Records:
• • • •

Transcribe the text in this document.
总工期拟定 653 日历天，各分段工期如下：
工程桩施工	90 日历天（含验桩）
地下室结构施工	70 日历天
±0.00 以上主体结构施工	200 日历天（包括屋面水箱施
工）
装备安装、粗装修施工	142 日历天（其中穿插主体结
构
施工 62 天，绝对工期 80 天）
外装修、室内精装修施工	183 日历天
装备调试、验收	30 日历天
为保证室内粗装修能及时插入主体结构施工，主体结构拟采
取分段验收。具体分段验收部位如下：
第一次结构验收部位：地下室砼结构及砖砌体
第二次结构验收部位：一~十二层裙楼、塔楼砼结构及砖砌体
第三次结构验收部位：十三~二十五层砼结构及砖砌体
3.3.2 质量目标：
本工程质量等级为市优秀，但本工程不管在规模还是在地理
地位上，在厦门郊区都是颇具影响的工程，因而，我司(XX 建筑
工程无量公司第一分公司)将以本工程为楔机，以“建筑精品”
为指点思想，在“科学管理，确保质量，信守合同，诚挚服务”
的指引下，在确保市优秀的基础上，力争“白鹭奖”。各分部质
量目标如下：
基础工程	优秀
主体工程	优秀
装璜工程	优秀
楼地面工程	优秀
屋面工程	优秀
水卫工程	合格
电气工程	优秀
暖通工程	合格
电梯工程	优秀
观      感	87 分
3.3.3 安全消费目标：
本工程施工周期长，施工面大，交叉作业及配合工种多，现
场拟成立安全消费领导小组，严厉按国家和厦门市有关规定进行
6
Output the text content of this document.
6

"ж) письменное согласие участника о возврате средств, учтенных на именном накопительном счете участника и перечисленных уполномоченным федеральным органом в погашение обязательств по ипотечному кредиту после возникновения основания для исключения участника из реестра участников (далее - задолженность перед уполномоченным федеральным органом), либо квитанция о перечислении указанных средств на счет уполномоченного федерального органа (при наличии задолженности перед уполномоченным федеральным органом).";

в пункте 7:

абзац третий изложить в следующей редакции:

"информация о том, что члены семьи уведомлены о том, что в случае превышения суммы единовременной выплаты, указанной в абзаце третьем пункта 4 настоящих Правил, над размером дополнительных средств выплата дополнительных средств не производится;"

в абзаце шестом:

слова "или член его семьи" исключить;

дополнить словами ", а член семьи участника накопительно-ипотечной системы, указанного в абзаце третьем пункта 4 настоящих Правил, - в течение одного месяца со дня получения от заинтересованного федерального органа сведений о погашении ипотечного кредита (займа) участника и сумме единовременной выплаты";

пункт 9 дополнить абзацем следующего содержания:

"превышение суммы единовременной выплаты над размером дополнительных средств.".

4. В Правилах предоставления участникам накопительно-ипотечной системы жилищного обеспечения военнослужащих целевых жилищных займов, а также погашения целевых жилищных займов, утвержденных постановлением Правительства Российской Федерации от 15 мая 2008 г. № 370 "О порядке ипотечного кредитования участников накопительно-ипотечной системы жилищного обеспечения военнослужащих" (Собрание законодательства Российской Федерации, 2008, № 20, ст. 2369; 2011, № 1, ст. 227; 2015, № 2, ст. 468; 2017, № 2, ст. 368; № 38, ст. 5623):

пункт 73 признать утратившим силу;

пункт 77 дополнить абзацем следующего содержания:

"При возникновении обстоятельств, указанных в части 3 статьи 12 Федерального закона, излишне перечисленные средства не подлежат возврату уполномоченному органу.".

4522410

• • • •

Directions for this task — Reproduce only the lines from the line containing "Output the text content of this document." to the last line of the material above, both of those lines included.

Complete answer —
Output the text content of this document.
6

"ж) письменное согласие участника о возврате средств, учтенных на именном накопительном счете участника и перечисленных уполномоченным федеральным органом в погашение обязательств по ипотечному кредиту после возникновения основания для исключения участника из реестра участников (далее - задолженность перед уполномоченным федеральным органом), либо квитанция о перечислении указанных средств на счет уполномоченного федерального органа (при наличии задолженности перед уполномоченным федеральным органом).";

в пункте 7:

абзац третий изложить в следующей редакции:

"информация о том, что члены семьи уведомлены о том, что в случае превышения суммы единовременной выплаты, указанной в абзаце третьем пункта 4 настоящих Правил, над размером дополнительных средств выплата дополнительных средств не производится;"

в абзаце шестом:

слова "или член его семьи" исключить;

дополнить словами ", а член семьи участника накопительно-ипотечной системы, указанного в абзаце третьем пункта 4 настоящих Правил, - в течение одного месяца со дня получения от заинтересованного федерального органа сведений о погашении ипотечного кредита (займа) участника и сумме единовременной выплаты";

пункт 9 дополнить абзацем следующего содержания:

"превышение суммы единовременной выплаты над размером дополнительных средств.".

4. В Правилах предоставления участникам накопительно-ипотечной системы жилищного обеспечения военнослужащих целевых жилищных займов, а также погашения целевых жилищных займов, утвержденных постановлением Правительства Российской Федерации от 15 мая 2008 г. № 370 "О порядке ипотечного кредитования участников накопительно-ипотечной системы жилищного обеспечения военнослужащих" (Собрание законодательства Российской Федерации, 2008, № 20, ст. 2369; 2011, № 1, ст. 227; 2015, № 2, ст. 468; 2017, № 2, ст. 368; № 38, ст. 5623):

пункт 73 признать утратившим силу;

пункт 77 дополнить абзацем следующего содержания:

"При возникновении обстоятельств, указанных в части 3 статьи 12 Федерального закона, излишне перечисленные средства не подлежат возврату уполномоченному органу.".

4522410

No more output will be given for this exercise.